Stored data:
**********

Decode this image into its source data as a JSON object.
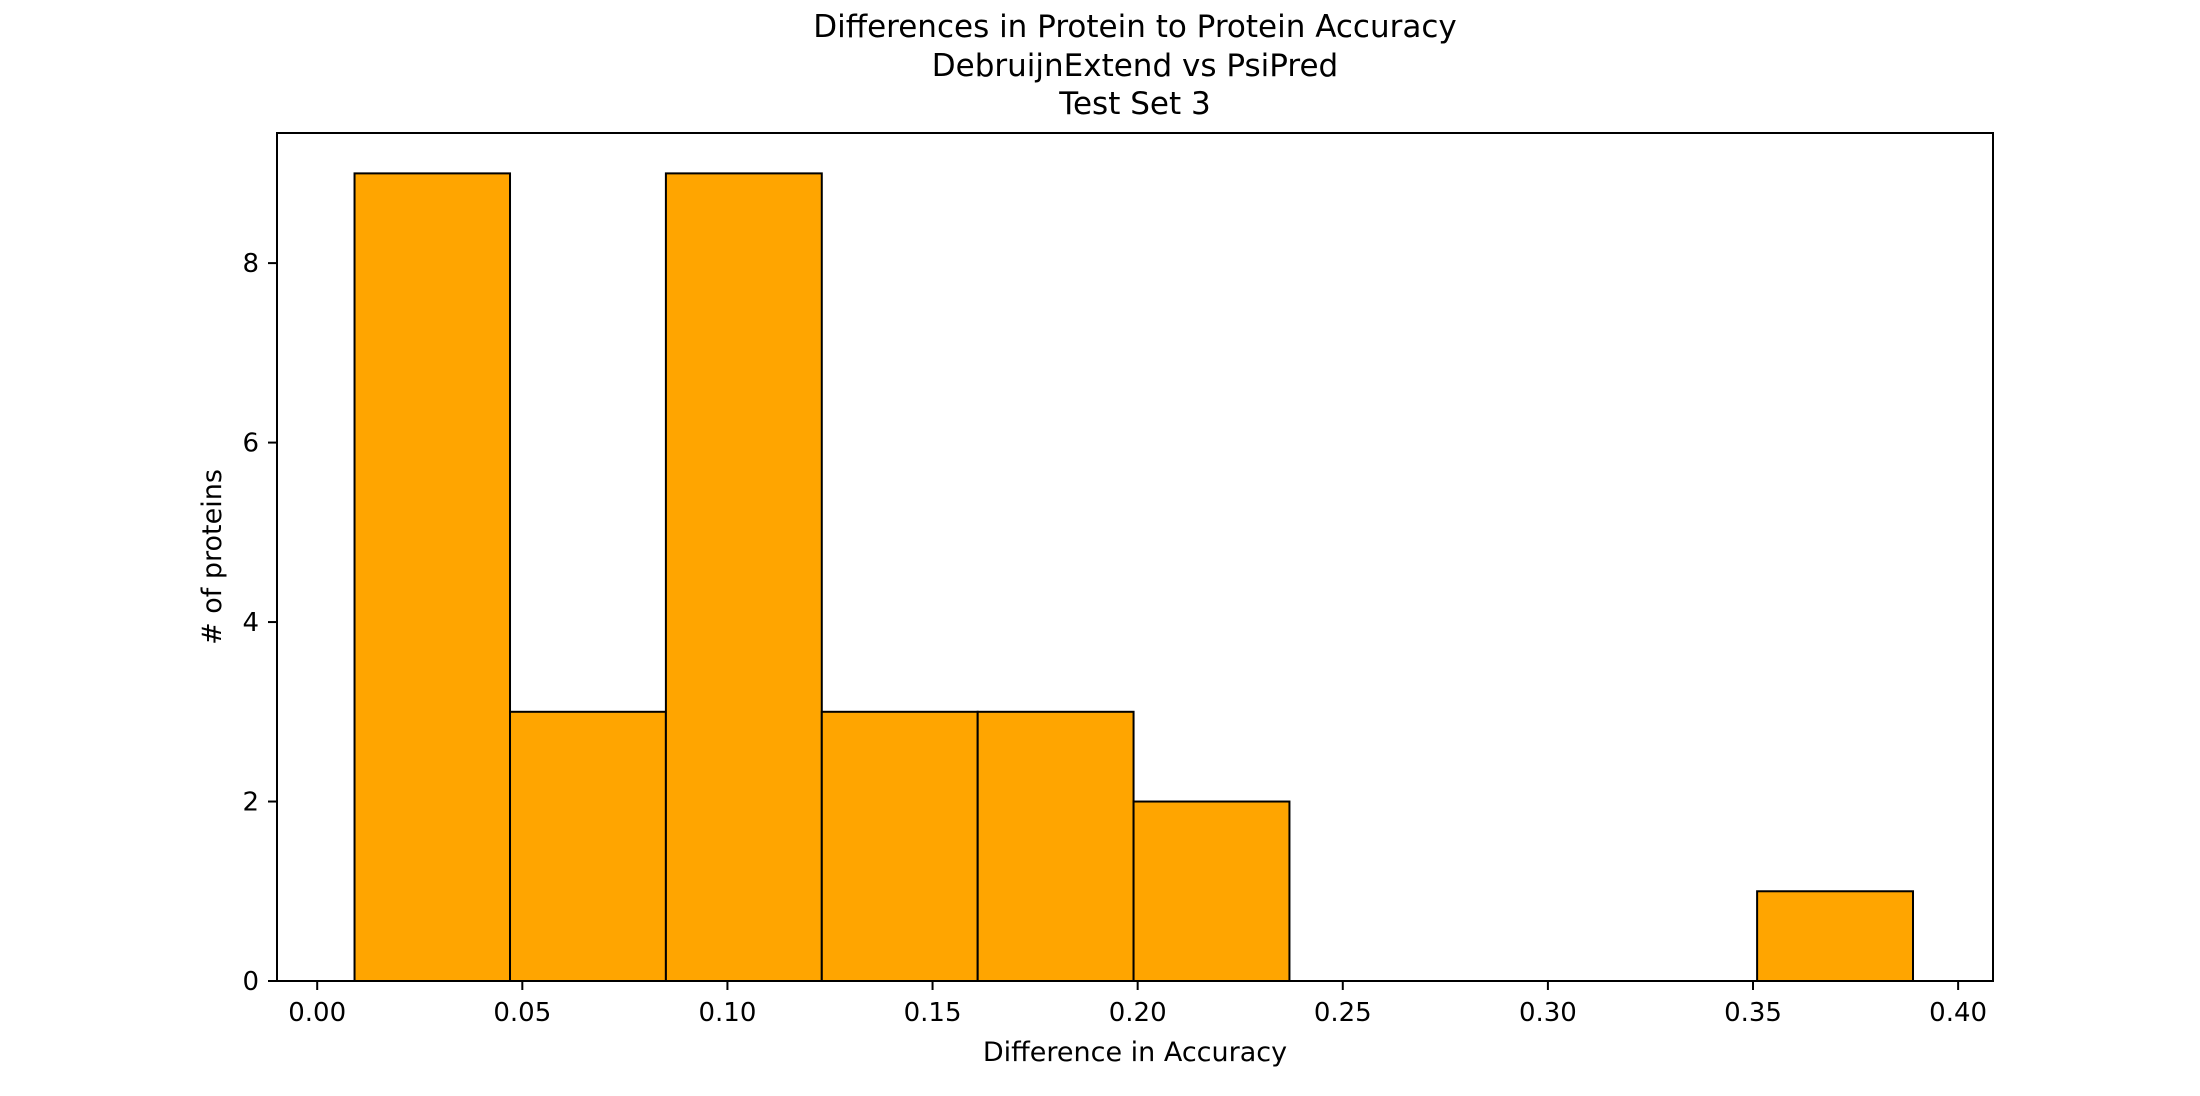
{
  "chart_data": {
    "type": "bar",
    "title_lines": [
      "Differences in Protein to Protein Accuracy",
      "DebruijnExtend vs PsiPred",
      "Test Set 3"
    ],
    "xlabel": "Difference in Accuracy",
    "ylabel": "# of proteins",
    "xlim": [
      -0.0098,
      0.4085
    ],
    "ylim": [
      0,
      9.45
    ],
    "xticks": [
      0.0,
      0.05,
      0.1,
      0.15,
      0.2,
      0.25,
      0.3,
      0.35,
      0.4
    ],
    "xtick_labels": [
      "0.00",
      "0.05",
      "0.10",
      "0.15",
      "0.20",
      "0.25",
      "0.30",
      "0.35",
      "0.40"
    ],
    "yticks": [
      0,
      2,
      4,
      6,
      8
    ],
    "ytick_labels": [
      "0",
      "2",
      "4",
      "6",
      "8"
    ],
    "bins": [
      {
        "start": 0.0091,
        "end": 0.047,
        "value": 9
      },
      {
        "start": 0.047,
        "end": 0.085,
        "value": 3
      },
      {
        "start": 0.085,
        "end": 0.123,
        "value": 9
      },
      {
        "start": 0.123,
        "end": 0.161,
        "value": 3
      },
      {
        "start": 0.161,
        "end": 0.199,
        "value": 3
      },
      {
        "start": 0.199,
        "end": 0.237,
        "value": 2
      },
      {
        "start": 0.351,
        "end": 0.389,
        "value": 1
      }
    ],
    "bar_color": "#ffa500",
    "edge_color": "#000000",
    "grid": false,
    "legend": "none"
  }
}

**********

To do: Retrieve every line above holding the word "Accuracy".

Answer space:
      "Differences in Protein to Protein Accuracy",
    "xlabel": "Difference in Accuracy",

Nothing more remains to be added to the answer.